■ **Your task**
Repeat each line exactly as it is written.
###
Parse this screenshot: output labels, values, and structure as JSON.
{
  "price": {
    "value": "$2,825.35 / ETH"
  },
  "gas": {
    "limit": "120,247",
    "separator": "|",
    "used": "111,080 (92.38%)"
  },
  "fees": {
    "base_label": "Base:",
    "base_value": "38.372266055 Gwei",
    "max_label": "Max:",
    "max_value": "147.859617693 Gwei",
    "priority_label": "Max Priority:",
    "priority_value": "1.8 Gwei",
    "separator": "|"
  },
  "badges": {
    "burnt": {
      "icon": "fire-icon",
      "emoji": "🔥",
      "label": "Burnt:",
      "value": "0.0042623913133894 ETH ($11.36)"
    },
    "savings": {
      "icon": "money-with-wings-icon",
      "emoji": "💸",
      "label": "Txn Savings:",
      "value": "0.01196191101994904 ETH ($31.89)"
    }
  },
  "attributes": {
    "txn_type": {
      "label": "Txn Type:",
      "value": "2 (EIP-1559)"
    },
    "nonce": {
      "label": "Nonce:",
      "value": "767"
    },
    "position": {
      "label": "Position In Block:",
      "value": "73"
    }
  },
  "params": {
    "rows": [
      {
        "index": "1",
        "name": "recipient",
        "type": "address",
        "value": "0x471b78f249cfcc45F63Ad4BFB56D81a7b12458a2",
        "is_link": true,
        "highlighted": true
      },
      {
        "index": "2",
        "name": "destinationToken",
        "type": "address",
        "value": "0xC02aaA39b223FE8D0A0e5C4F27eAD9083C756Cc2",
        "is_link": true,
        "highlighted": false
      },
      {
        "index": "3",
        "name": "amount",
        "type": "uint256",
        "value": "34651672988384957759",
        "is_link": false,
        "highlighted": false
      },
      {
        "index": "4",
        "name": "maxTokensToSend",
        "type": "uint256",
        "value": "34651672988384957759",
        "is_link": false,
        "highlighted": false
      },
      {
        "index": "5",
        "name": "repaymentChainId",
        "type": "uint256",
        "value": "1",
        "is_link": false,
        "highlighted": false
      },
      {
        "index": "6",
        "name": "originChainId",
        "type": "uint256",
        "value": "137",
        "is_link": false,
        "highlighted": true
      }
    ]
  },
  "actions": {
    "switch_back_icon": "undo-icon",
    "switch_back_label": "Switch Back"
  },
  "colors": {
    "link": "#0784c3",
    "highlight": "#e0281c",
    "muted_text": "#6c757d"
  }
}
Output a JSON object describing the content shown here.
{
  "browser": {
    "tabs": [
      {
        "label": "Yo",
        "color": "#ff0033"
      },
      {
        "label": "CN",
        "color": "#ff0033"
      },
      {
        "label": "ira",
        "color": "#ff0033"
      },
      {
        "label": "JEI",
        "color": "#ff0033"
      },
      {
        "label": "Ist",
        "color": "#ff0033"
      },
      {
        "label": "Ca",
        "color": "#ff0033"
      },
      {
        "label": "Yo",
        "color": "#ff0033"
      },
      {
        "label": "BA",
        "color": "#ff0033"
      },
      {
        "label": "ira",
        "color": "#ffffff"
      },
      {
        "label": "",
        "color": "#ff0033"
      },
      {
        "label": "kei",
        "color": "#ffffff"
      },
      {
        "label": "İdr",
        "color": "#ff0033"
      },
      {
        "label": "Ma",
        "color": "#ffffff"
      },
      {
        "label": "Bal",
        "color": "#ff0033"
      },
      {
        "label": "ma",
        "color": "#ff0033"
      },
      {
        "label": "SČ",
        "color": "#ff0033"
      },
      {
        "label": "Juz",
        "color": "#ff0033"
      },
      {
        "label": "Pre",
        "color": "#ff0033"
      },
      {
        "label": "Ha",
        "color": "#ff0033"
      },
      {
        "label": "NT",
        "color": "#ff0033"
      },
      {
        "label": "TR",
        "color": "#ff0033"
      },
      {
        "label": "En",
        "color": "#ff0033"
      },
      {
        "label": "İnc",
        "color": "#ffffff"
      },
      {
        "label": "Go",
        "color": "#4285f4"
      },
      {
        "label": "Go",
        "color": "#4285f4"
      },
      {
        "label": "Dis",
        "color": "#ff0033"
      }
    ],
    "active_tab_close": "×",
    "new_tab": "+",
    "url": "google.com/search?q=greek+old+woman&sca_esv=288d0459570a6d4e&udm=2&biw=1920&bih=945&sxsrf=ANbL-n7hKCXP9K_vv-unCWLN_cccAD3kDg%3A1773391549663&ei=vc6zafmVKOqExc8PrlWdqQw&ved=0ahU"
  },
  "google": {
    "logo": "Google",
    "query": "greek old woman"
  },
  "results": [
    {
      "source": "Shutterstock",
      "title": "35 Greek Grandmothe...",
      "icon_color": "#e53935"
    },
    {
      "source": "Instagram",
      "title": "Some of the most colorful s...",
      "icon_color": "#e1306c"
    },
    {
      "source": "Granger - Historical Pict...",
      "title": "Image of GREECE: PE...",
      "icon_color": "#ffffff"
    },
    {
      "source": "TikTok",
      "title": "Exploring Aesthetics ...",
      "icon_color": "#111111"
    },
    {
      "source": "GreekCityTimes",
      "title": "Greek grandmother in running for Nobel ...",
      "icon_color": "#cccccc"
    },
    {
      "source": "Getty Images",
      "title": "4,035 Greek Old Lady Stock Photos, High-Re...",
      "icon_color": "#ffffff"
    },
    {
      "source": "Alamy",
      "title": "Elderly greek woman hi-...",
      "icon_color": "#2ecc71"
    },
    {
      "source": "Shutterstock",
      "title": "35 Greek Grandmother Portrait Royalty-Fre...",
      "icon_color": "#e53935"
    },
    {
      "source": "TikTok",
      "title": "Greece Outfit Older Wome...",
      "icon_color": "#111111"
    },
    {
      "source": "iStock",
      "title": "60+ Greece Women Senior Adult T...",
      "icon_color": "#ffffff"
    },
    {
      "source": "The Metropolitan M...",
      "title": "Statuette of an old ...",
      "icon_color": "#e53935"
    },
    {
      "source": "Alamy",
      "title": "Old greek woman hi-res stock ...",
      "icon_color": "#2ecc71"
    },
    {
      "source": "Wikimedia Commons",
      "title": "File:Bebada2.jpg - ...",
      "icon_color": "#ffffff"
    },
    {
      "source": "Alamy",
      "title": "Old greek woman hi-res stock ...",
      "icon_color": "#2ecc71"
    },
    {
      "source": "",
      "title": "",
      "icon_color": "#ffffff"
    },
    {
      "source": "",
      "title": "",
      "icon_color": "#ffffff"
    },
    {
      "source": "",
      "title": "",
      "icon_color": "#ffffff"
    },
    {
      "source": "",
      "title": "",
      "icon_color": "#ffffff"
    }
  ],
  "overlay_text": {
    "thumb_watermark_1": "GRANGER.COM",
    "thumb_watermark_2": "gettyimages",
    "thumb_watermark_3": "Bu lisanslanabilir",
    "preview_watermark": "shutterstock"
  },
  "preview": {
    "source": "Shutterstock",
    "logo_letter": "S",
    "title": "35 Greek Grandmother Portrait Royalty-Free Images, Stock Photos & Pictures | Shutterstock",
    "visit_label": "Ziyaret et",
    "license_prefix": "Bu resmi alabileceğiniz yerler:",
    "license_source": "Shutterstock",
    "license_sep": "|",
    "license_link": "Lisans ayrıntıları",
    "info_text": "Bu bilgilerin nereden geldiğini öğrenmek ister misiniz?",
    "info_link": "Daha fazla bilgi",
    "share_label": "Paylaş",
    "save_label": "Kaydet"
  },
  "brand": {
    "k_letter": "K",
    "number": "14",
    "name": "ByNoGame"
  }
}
###
■ **Problem solution**
Parse this screenshot: output labels, values, and structure as JSON.
{
  "price": {
    "value": "$2,825.35 / ETH"
  },
  "gas": {
    "limit": "120,247",
    "separator": "|",
    "used": "111,080 (92.38%)"
  },
  "fees": {
    "base_label": "Base:",
    "base_value": "38.372266055 Gwei",
    "max_label": "Max:",
    "max_value": "147.859617693 Gwei",
    "priority_label": "Max Priority:",
    "priority_value": "1.8 Gwei",
    "separator": "|"
  },
  "badges": {
    "burnt": {
      "icon": "fire-icon",
      "emoji": "🔥",
      "label": "Burnt:",
      "value": "0.0042623913133894 ETH ($11.36)"
    },
    "savings": {
      "icon": "money-with-wings-icon",
      "emoji": "💸",
      "label": "Txn Savings:",
      "value": "0.01196191101994904 ETH ($31.89)"
    }
  },
  "attributes": {
    "txn_type": {
      "label": "Txn Type:",
      "value": "2 (EIP-1559)"
    },
    "nonce": {
      "label": "Nonce:",
      "value": "767"
    },
    "position": {
      "label": "Position In Block:",
      "value": "73"
    }
  },
  "params": {
    "rows": [
      {
        "index": "1",
        "name": "recipient",
        "type": "address",
        "value": "0x471b78f249cfcc45F63Ad4BFB56D81a7b12458a2",
        "is_link": true,
        "highlighted": true
      },
      {
        "index": "2",
        "name": "destinationToken",
        "type": "address",
        "value": "0xC02aaA39b223FE8D0A0e5C4F27eAD9083C756Cc2",
        "is_link": true,
        "highlighted": false
      },
      {
        "index": "3",
        "name": "amount",
        "type": "uint256",
        "value": "34651672988384957759",
        "is_link": false,
        "highlighted": false
      },
      {
        "index": "4",
        "name": "maxTokensToSend",
        "type": "uint256",
        "value": "34651672988384957759",
        "is_link": false,
        "highlighted": false
      },
      {
        "index": "5",
        "name": "repaymentChainId",
        "type": "uint256",
        "value": "1",
        "is_link": false,
        "highlighted": false
      },
      {
        "index": "6",
        "name": "originChainId",
        "type": "uint256",
        "value": "137",
        "is_link": false,
        "highlighted": true
      }
    ]
  },
  "actions": {
    "switch_back_icon": "undo-icon",
    "switch_back_label": "Switch Back"
  },
  "colors": {
    "link": "#0784c3",
    "highlight": "#e0281c",
    "muted_text": "#6c757d"
  }
}
Output a JSON object describing the content shown here.
{
  "browser": {
    "tabs": [
      {
        "label": "Yo",
        "color": "#ff0033"
      },
      {
        "label": "CN",
        "color": "#ff0033"
      },
      {
        "label": "ira",
        "color": "#ff0033"
      },
      {
        "label": "JEI",
        "color": "#ff0033"
      },
      {
        "label": "Ist",
        "color": "#ff0033"
      },
      {
        "label": "Ca",
        "color": "#ff0033"
      },
      {
        "label": "Yo",
        "color": "#ff0033"
      },
      {
        "label": "BA",
        "color": "#ff0033"
      },
      {
        "label": "ira",
        "color": "#ffffff"
      },
      {
        "label": "",
        "color": "#ff0033"
      },
      {
        "label": "kei",
        "color": "#ffffff"
      },
      {
        "label": "İdr",
        "color": "#ff0033"
      },
      {
        "label": "Ma",
        "color": "#ffffff"
      },
      {
        "label": "Bal",
        "color": "#ff0033"
      },
      {
        "label": "ma",
        "color": "#ff0033"
      },
      {
        "label": "SČ",
        "color": "#ff0033"
      },
      {
        "label": "Juz",
        "color": "#ff0033"
      },
      {
        "label": "Pre",
        "color": "#ff0033"
      },
      {
        "label": "Ha",
        "color": "#ff0033"
      },
      {
        "label": "NT",
        "color": "#ff0033"
      },
      {
        "label": "TR",
        "color": "#ff0033"
      },
      {
        "label": "En",
        "color": "#ff0033"
      },
      {
        "label": "İnc",
        "color": "#ffffff"
      },
      {
        "label": "Go",
        "color": "#4285f4"
      },
      {
        "label": "Go",
        "color": "#4285f4"
      },
      {
        "label": "Dis",
        "color": "#ff0033"
      }
    ],
    "active_tab_close": "×",
    "new_tab": "+",
    "url": "google.com/search?q=greek+old+woman&sca_esv=288d0459570a6d4e&udm=2&biw=1920&bih=945&sxsrf=ANbL-n7hKCXP9K_vv-unCWLN_cccAD3kDg%3A1773391549663&ei=vc6zafmVKOqExc8PrlWdqQw&ved=0ahU"
  },
  "google": {
    "logo": "Google",
    "query": "greek old woman"
  },
  "results": [
    {
      "source": "Shutterstock",
      "title": "35 Greek Grandmothe...",
      "icon_color": "#e53935"
    },
    {
      "source": "Instagram",
      "title": "Some of the most colorful s...",
      "icon_color": "#e1306c"
    },
    {
      "source": "Granger - Historical Pict...",
      "title": "Image of GREECE: PE...",
      "icon_color": "#ffffff"
    },
    {
      "source": "TikTok",
      "title": "Exploring Aesthetics ...",
      "icon_color": "#111111"
    },
    {
      "source": "GreekCityTimes",
      "title": "Greek grandmother in running for Nobel ...",
      "icon_color": "#cccccc"
    },
    {
      "source": "Getty Images",
      "title": "4,035 Greek Old Lady Stock Photos, High-Re...",
      "icon_color": "#ffffff"
    },
    {
      "source": "Alamy",
      "title": "Elderly greek woman hi-...",
      "icon_color": "#2ecc71"
    },
    {
      "source": "Shutterstock",
      "title": "35 Greek Grandmother Portrait Royalty-Fre...",
      "icon_color": "#e53935"
    },
    {
      "source": "TikTok",
      "title": "Greece Outfit Older Wome...",
      "icon_color": "#111111"
    },
    {
      "source": "iStock",
      "title": "60+ Greece Women Senior Adult T...",
      "icon_color": "#ffffff"
    },
    {
      "source": "The Metropolitan M...",
      "title": "Statuette of an old ...",
      "icon_color": "#e53935"
    },
    {
      "source": "Alamy",
      "title": "Old greek woman hi-res stock ...",
      "icon_color": "#2ecc71"
    },
    {
      "source": "Wikimedia Commons",
      "title": "File:Bebada2.jpg - ...",
      "icon_color": "#ffffff"
    },
    {
      "source": "Alamy",
      "title": "Old greek woman hi-res stock ...",
      "icon_color": "#2ecc71"
    },
    {
      "source": "",
      "title": "",
      "icon_color": "#ffffff"
    },
    {
      "source": "",
      "title": "",
      "icon_color": "#ffffff"
    },
    {
      "source": "",
      "title": "",
      "icon_color": "#ffffff"
    },
    {
      "source": "",
      "title": "",
      "icon_color": "#ffffff"
    }
  ],
  "overlay_text": {
    "thumb_watermark_1": "GRANGER.COM",
    "thumb_watermark_2": "gettyimages",
    "thumb_watermark_3": "Bu lisanslanabilir",
    "preview_watermark": "shutterstock"
  },
  "preview": {
    "source": "Shutterstock",
    "logo_letter": "S",
    "title": "35 Greek Grandmother Portrait Royalty-Free Images, Stock Photos & Pictures | Shutterstock",
    "visit_label": "Ziyaret et",
    "license_prefix": "Bu resmi alabileceğiniz yerler:",
    "license_source": "Shutterstock",
    "license_sep": "|",
    "license_link": "Lisans ayrıntıları",
    "info_text": "Bu bilgilerin nereden geldiğini öğrenmek ister misiniz?",
    "info_link": "Daha fazla bilgi",
    "share_label": "Paylaş",
    "save_label": "Kaydet"
  },
  "brand": {
    "k_letter": "K",
    "number": "14",
    "name": "ByNoGame"
  }
}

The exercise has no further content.